Structured figure records:
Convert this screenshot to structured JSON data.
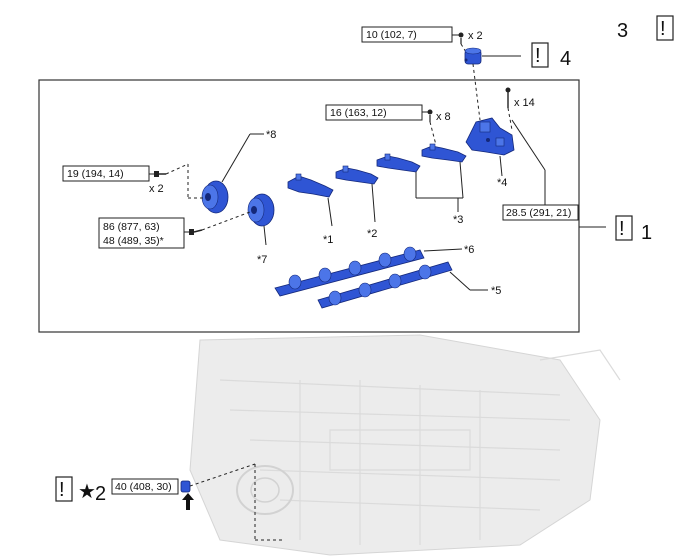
{
  "torques": {
    "t1": "10 (102, 7)",
    "t2": "16 (163, 12)",
    "t3": "19 (194, 14)",
    "t4a": "86 (877, 63)",
    "t4b": "48 (489, 35)*",
    "t5": "28.5 (291, 21)",
    "t6": "40 (408, 30)"
  },
  "quantities": {
    "q1": "x 2",
    "q2": "x 8",
    "q3": "x 14",
    "q4": "x 2"
  },
  "part_labels": {
    "p1": "*1",
    "p2": "*2",
    "p3": "*3",
    "p4": "*4",
    "p5": "*5",
    "p6": "*6",
    "p7": "*7",
    "p8": "*8"
  },
  "callouts": {
    "c1": "1",
    "c2": "2",
    "c3": "3",
    "c4": "4",
    "star": "★",
    "bang": "!"
  },
  "colors": {
    "part_blue": "#2f55d4",
    "outline": "#111111"
  }
}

Work required:
Without the pictures, return the entries exactly as they appear.

Finished answer:
Convert this screenshot to structured JSON data.
{
  "torques": {
    "t1": "10 (102, 7)",
    "t2": "16 (163, 12)",
    "t3": "19 (194, 14)",
    "t4a": "86 (877, 63)",
    "t4b": "48 (489, 35)*",
    "t5": "28.5 (291, 21)",
    "t6": "40 (408, 30)"
  },
  "quantities": {
    "q1": "x 2",
    "q2": "x 8",
    "q3": "x 14",
    "q4": "x 2"
  },
  "part_labels": {
    "p1": "*1",
    "p2": "*2",
    "p3": "*3",
    "p4": "*4",
    "p5": "*5",
    "p6": "*6",
    "p7": "*7",
    "p8": "*8"
  },
  "callouts": {
    "c1": "1",
    "c2": "2",
    "c3": "3",
    "c4": "4",
    "star": "★",
    "bang": "!"
  },
  "colors": {
    "part_blue": "#2f55d4",
    "outline": "#111111"
  }
}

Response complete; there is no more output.